**What you should do:**
Look through the material below for "help". Copy every line that contains it.
:::
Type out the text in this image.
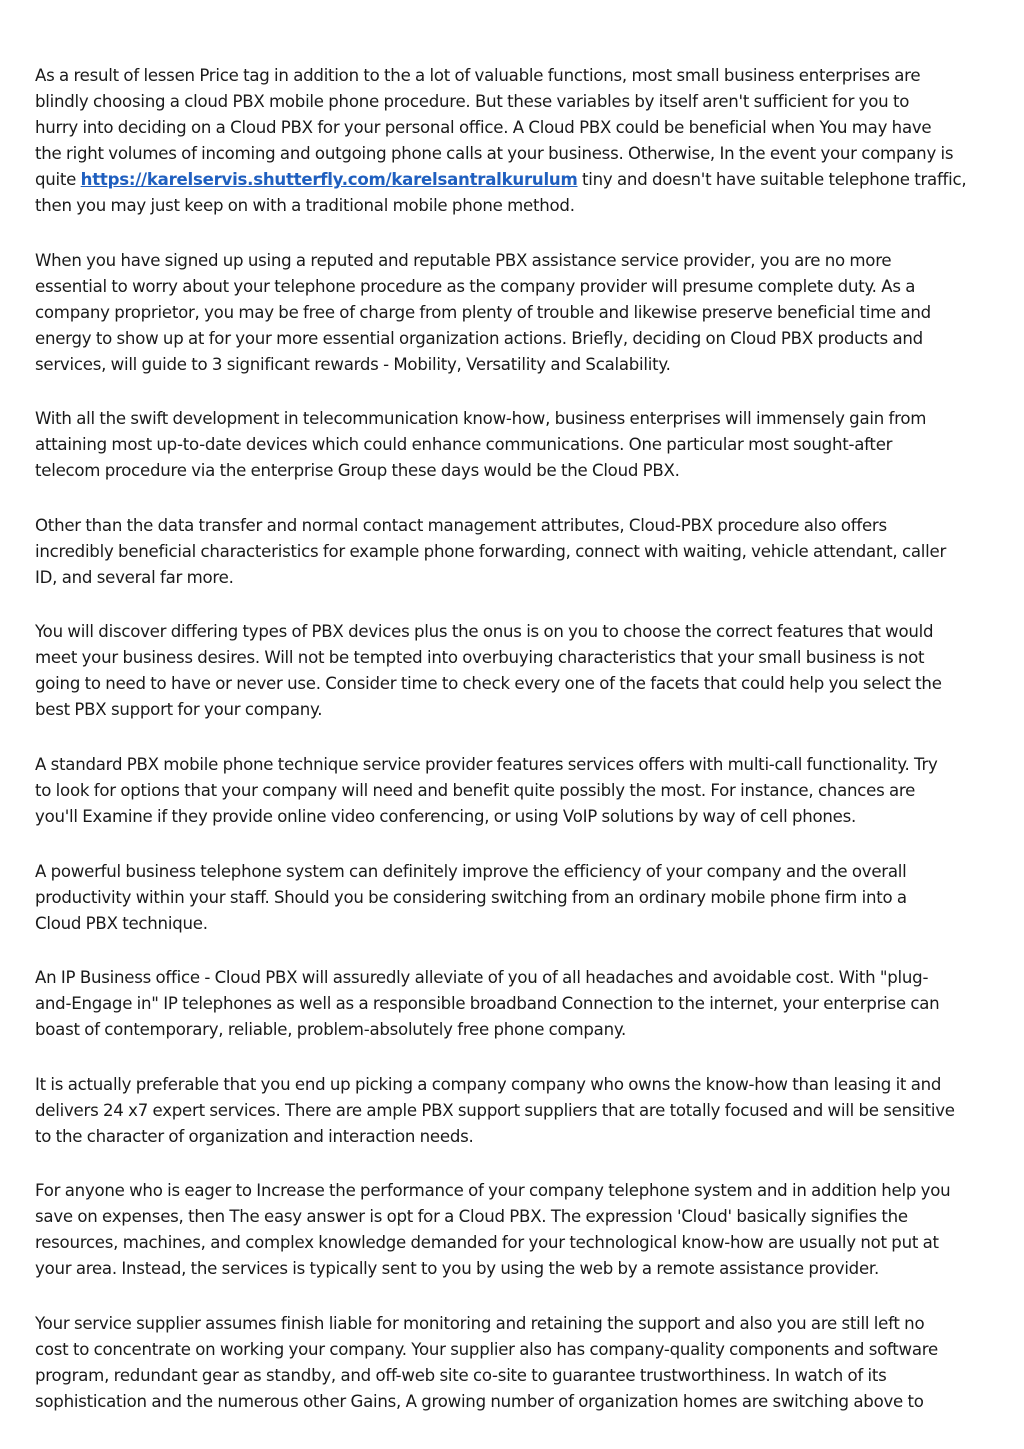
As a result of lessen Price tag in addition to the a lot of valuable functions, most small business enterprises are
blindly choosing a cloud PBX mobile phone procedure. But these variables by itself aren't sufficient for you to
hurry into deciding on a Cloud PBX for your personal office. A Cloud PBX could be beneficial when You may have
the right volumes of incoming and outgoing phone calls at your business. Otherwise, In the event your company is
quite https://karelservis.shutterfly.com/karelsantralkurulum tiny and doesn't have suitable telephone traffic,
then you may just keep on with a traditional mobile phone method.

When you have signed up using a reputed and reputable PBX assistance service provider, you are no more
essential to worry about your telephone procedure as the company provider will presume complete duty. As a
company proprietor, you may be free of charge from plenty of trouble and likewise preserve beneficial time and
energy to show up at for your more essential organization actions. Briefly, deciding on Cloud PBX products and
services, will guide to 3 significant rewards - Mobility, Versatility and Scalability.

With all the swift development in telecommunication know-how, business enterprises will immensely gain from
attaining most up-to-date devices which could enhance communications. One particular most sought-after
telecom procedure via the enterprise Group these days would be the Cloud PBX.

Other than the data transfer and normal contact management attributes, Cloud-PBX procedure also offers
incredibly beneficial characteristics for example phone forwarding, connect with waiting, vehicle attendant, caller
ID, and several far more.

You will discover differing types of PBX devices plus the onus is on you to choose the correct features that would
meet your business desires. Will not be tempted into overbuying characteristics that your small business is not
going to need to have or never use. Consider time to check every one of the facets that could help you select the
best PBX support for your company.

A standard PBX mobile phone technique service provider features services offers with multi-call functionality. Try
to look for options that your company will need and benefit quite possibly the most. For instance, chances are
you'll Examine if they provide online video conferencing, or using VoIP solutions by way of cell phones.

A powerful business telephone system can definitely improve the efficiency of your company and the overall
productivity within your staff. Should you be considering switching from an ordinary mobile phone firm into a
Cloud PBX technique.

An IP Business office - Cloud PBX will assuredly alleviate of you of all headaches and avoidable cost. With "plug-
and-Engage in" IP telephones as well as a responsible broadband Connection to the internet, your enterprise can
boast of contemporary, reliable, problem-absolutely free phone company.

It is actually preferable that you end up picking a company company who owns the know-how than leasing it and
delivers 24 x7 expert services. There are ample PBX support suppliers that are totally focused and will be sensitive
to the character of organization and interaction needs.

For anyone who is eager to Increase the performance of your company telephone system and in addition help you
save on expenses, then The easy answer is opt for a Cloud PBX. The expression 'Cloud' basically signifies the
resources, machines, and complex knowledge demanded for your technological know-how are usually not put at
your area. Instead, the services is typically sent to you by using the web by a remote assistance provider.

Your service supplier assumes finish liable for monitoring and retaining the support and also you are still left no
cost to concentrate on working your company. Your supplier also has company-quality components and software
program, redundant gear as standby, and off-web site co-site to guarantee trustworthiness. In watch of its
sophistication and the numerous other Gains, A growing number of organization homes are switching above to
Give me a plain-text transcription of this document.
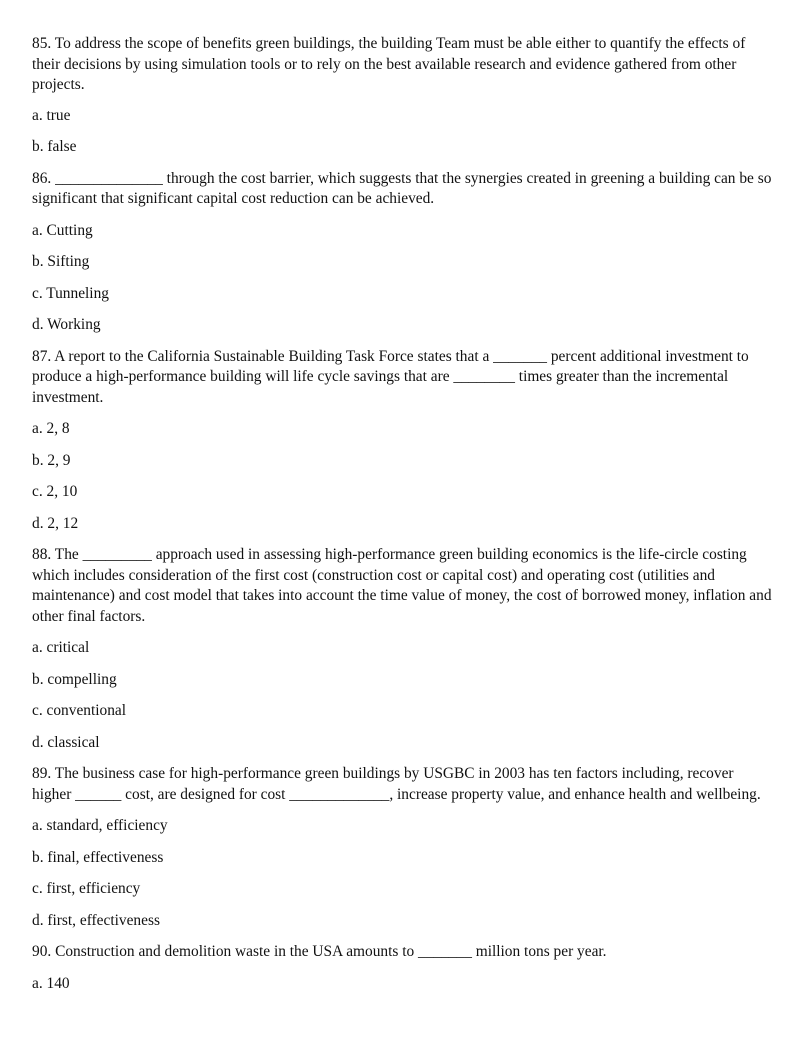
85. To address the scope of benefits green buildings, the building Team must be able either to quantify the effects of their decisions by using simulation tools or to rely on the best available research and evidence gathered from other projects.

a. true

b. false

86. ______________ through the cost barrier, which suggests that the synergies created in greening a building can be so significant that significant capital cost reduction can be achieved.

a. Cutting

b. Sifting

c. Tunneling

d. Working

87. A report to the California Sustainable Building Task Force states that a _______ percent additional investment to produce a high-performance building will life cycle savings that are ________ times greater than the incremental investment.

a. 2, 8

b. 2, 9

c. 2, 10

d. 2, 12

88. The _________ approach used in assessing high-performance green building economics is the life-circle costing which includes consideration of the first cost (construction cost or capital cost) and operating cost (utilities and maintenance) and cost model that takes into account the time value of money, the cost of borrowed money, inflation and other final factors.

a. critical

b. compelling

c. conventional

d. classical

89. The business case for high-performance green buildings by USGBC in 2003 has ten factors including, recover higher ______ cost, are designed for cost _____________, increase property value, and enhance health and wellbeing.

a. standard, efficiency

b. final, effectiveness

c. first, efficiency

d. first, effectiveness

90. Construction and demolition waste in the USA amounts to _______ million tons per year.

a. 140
:::
**Result of this exercise:**
going to need to have or never use. Consider time to check every one of the facets that could help you select the
For anyone who is eager to Increase the performance of your company telephone system and in addition help you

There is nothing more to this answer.